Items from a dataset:
---*---

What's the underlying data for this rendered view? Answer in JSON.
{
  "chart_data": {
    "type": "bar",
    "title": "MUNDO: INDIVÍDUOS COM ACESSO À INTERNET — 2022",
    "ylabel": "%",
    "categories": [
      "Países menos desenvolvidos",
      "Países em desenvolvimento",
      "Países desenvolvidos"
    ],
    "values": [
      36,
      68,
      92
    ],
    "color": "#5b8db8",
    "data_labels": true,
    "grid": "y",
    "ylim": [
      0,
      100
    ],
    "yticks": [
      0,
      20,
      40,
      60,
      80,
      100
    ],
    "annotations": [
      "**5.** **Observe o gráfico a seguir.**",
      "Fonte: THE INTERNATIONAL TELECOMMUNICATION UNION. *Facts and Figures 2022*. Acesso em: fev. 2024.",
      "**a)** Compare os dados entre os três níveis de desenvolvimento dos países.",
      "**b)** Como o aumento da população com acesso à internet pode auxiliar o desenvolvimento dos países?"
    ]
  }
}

---*---

▶ _WHAT NEEDS TO BE DONE_: Collect from the data above every line that includes "desenvolvimento".

▶ _ANSWER TO THIS EXERCISE_:
      "Países em desenvolvimento",
      "**a)** Compare os dados entre os três níveis de desenvolvimento dos países.",
      "**b)** Como o aumento da população com acesso à internet pode auxiliar o desenvolvimento dos países?"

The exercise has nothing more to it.